# What you are asked to do
Scan the listing below and copy every line holding "Manufacturing".

# Data lines
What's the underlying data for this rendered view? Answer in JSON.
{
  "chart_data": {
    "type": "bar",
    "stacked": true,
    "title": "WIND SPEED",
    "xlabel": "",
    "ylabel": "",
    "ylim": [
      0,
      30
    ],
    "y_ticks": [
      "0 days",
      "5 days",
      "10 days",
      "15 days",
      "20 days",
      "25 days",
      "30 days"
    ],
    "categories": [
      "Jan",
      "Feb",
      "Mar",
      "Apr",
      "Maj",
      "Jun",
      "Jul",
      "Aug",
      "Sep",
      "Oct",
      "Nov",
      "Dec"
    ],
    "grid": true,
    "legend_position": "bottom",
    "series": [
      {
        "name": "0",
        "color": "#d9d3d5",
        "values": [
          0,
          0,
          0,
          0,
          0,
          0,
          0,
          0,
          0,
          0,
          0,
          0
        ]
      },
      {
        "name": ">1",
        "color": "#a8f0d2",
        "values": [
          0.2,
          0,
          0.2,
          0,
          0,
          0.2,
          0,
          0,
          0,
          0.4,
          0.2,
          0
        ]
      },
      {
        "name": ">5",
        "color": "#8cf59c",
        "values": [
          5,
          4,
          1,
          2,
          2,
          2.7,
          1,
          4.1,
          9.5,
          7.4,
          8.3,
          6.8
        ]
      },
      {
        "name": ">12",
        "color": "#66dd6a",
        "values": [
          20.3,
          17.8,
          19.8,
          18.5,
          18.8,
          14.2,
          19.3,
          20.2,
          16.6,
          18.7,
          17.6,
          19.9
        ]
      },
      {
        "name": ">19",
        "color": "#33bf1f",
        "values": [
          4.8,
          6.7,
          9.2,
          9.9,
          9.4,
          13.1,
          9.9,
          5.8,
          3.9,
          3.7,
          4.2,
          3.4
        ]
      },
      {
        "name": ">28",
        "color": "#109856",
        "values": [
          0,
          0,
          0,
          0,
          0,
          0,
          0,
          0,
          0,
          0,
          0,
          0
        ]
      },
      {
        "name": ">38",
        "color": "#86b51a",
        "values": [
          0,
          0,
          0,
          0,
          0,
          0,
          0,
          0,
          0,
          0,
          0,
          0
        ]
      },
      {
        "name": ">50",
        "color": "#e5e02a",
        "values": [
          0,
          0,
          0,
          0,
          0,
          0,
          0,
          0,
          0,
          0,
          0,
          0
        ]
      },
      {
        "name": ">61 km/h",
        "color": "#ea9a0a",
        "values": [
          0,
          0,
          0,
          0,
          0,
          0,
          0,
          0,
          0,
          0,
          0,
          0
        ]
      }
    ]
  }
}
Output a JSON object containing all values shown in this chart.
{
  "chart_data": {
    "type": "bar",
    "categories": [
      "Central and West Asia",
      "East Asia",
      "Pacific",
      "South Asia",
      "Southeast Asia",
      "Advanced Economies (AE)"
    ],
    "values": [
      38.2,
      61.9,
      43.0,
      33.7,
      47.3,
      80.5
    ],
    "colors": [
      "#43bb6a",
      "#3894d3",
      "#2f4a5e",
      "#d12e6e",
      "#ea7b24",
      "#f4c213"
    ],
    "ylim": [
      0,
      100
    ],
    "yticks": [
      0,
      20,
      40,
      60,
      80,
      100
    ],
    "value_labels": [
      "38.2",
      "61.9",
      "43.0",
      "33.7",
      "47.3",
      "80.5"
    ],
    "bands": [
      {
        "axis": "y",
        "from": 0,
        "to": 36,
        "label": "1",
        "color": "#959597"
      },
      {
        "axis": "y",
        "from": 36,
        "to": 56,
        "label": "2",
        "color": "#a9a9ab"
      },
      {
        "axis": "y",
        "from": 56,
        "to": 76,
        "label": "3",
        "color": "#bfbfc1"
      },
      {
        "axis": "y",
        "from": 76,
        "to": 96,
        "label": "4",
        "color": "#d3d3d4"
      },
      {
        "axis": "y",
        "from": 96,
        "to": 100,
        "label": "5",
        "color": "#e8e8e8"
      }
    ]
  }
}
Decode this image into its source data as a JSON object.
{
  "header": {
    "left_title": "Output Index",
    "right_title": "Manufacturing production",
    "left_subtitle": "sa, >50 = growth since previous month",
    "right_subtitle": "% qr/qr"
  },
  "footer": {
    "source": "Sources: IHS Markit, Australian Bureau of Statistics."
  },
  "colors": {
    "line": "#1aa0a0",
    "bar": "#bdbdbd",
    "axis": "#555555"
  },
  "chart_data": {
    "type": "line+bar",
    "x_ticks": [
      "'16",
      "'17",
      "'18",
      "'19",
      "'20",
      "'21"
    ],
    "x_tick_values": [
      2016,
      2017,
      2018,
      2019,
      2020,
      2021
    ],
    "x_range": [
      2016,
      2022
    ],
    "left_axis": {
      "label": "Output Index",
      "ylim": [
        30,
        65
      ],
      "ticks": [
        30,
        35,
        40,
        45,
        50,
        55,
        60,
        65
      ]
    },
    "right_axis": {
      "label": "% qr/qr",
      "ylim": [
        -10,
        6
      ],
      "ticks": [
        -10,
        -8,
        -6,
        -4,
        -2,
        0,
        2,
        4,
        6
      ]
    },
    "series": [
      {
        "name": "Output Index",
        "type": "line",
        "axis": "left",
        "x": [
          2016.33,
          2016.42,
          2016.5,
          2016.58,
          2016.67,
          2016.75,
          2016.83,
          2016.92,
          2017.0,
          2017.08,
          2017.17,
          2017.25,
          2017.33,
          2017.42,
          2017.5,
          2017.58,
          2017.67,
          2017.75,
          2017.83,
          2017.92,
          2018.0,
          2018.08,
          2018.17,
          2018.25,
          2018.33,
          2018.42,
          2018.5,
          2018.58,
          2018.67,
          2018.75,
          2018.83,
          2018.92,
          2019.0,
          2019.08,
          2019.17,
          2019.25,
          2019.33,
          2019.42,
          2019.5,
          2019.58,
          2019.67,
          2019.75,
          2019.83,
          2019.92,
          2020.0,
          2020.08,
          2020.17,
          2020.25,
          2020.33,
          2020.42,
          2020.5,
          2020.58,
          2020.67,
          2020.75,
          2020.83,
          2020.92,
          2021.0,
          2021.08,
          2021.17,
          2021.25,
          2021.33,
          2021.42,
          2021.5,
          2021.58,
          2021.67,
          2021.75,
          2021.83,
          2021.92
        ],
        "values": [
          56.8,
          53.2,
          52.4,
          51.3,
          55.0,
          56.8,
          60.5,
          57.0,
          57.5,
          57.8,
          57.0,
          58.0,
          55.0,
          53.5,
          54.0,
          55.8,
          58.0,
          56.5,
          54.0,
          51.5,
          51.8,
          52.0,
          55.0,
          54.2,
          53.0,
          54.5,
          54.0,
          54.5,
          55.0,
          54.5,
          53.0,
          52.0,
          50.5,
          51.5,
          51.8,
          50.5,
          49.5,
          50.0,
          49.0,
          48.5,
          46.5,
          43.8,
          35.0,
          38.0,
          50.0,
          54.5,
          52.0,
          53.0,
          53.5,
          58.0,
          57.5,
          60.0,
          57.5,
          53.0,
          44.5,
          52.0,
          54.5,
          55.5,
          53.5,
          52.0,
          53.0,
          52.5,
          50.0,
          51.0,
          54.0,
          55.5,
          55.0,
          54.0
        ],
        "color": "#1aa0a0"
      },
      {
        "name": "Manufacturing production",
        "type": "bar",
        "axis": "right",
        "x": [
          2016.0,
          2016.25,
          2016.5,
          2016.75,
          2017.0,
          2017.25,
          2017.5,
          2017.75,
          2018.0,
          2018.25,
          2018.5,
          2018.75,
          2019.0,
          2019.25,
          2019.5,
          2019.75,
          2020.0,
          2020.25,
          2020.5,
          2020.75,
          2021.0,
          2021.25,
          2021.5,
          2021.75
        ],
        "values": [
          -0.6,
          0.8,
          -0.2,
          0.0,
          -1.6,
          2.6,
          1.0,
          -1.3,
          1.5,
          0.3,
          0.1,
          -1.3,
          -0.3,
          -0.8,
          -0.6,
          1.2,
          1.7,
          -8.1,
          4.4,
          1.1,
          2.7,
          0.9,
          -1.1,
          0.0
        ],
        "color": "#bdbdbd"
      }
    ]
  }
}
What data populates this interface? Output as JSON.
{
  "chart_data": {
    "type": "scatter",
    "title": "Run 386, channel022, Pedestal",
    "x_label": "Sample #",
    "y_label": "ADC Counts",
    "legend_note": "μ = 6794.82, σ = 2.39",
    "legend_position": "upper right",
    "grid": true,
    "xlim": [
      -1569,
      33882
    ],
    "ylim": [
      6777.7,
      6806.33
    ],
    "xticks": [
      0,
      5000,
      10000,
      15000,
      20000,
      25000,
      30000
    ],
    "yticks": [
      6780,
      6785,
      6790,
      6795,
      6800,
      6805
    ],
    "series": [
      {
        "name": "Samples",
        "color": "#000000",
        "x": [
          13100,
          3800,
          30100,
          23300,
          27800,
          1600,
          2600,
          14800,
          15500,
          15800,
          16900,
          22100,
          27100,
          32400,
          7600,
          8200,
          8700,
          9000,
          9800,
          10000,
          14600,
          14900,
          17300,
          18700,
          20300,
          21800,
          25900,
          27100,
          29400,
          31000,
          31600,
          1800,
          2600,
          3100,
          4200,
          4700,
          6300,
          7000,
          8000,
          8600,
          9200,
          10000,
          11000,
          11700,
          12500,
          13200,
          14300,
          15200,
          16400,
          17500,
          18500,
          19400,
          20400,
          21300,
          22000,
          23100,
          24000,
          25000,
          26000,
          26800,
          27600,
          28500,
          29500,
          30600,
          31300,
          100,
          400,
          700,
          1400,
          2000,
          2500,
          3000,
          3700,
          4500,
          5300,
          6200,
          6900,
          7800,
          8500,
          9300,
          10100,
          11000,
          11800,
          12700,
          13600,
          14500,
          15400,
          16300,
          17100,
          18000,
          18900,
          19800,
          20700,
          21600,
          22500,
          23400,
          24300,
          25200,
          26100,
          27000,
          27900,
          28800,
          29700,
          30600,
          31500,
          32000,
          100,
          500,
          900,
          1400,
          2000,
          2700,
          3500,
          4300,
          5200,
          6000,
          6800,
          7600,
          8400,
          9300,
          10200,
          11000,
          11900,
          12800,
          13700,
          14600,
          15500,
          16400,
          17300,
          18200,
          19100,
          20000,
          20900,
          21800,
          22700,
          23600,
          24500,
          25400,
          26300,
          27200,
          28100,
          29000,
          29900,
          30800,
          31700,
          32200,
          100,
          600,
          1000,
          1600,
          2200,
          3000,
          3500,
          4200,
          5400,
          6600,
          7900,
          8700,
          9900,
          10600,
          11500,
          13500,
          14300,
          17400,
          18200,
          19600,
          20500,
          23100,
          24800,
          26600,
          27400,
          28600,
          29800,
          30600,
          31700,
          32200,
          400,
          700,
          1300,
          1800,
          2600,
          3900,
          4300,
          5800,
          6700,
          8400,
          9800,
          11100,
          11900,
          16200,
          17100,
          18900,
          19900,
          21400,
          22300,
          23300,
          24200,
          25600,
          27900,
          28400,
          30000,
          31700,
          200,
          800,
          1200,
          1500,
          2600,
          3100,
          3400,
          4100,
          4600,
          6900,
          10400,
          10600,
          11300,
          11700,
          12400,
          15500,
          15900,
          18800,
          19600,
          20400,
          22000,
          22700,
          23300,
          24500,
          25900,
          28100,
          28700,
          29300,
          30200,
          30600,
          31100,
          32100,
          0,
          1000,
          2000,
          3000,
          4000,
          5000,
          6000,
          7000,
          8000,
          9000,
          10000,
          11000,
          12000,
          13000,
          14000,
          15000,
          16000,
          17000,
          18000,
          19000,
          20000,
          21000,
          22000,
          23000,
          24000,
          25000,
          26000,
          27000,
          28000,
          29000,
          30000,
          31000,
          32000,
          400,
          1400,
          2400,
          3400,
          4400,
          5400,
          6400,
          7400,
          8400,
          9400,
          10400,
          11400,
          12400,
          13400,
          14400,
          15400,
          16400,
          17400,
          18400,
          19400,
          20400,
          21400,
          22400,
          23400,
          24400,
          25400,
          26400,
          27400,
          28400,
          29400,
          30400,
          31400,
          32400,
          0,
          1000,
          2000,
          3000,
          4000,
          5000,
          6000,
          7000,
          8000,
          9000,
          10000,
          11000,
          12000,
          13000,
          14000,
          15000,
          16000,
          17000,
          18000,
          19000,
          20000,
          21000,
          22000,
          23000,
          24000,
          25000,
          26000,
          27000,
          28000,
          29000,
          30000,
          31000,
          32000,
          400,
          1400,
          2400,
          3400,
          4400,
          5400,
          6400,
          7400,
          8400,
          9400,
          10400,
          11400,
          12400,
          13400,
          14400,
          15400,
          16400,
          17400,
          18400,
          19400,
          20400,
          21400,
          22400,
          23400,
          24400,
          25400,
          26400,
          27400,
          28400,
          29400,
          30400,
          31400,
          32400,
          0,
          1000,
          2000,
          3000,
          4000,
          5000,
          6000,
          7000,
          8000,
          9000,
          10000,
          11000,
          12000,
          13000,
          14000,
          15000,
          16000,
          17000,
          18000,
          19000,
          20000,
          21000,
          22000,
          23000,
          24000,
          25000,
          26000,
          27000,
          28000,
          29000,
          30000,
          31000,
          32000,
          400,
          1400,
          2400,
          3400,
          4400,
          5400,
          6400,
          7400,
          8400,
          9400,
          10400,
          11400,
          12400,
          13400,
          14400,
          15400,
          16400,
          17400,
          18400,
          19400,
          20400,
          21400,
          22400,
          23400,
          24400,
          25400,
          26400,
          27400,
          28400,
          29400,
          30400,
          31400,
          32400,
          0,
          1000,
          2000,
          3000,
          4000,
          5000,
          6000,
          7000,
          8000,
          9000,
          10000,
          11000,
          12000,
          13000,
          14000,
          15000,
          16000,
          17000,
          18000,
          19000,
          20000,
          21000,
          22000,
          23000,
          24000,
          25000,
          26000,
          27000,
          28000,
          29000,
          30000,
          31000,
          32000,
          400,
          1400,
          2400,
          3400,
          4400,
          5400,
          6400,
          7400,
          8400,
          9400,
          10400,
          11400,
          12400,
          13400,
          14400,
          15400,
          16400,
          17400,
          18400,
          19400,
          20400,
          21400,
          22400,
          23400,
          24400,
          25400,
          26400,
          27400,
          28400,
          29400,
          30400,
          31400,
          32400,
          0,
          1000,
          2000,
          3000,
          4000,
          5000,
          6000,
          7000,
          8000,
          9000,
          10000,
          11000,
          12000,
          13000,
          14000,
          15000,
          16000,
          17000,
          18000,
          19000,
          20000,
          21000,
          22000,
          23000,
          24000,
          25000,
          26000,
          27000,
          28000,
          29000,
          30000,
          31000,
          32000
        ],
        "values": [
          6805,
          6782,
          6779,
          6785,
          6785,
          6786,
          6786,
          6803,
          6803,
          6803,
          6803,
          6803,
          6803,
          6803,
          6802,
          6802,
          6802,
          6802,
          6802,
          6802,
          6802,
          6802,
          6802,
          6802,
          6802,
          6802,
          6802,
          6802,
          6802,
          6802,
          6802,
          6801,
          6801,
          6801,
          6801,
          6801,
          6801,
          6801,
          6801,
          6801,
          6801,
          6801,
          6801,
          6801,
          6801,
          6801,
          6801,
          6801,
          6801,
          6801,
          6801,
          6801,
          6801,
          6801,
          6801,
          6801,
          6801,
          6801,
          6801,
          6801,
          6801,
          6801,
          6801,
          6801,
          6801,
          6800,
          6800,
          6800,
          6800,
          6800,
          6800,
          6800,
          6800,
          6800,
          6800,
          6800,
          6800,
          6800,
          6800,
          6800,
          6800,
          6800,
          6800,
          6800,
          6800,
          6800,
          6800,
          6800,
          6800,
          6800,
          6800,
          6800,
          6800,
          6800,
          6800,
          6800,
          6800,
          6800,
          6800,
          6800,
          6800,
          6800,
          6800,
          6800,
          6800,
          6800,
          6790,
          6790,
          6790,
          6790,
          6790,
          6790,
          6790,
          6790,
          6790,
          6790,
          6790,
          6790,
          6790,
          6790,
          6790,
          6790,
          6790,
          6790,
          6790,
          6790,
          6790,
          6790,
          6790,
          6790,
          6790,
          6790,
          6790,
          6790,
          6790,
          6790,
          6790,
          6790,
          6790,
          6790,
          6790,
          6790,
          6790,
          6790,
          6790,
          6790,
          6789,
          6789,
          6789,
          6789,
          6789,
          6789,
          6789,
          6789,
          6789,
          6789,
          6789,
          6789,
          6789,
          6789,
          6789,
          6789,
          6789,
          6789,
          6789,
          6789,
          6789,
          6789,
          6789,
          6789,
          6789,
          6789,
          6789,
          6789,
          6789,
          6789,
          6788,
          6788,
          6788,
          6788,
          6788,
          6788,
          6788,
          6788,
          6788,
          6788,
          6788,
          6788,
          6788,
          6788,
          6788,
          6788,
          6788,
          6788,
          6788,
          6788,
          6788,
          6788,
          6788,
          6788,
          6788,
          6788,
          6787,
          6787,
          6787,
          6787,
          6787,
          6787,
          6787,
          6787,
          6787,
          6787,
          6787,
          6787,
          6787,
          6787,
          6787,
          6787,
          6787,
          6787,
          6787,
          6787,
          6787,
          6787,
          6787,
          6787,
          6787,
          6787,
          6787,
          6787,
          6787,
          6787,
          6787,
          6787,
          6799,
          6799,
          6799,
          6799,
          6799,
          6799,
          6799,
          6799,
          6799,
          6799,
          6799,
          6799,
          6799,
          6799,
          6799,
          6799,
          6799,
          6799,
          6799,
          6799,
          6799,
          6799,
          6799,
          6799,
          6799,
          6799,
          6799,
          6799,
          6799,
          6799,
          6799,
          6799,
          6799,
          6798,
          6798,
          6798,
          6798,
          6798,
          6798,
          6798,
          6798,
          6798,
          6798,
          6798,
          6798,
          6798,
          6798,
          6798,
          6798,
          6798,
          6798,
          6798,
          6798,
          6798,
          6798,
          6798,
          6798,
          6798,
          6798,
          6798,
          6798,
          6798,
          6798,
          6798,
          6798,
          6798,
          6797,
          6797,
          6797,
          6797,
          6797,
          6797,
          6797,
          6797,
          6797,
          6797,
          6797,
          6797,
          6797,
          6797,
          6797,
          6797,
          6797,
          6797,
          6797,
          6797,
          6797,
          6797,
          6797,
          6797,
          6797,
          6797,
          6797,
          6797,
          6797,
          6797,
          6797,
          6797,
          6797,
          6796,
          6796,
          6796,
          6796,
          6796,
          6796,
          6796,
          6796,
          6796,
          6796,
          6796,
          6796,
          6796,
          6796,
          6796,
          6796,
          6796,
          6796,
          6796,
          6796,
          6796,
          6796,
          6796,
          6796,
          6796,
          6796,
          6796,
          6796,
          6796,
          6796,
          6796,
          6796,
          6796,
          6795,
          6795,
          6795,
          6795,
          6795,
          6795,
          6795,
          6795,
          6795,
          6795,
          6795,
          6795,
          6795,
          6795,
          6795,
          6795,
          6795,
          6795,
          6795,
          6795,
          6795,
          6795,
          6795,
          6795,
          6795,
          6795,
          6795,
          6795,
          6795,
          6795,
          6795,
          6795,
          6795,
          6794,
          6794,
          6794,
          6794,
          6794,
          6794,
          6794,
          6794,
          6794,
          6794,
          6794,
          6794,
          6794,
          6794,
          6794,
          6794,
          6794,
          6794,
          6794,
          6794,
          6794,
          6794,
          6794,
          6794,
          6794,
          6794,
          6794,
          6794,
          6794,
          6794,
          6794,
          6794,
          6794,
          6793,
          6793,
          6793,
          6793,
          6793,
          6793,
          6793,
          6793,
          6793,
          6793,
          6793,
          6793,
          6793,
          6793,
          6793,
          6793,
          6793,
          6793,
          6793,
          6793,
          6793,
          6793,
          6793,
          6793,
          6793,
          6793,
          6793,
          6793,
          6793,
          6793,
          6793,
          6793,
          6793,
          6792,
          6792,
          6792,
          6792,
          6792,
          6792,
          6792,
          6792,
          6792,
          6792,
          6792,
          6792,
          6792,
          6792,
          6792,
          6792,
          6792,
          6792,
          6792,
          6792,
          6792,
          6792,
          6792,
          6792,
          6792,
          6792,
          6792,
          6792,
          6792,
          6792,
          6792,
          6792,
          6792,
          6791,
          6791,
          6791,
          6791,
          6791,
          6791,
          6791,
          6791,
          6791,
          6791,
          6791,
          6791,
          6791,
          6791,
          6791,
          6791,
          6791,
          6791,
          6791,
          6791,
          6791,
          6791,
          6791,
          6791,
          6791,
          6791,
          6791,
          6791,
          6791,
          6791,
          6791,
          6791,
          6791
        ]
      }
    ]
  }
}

# Task output
    "right_title": "Manufacturing production",
        "name": "Manufacturing production",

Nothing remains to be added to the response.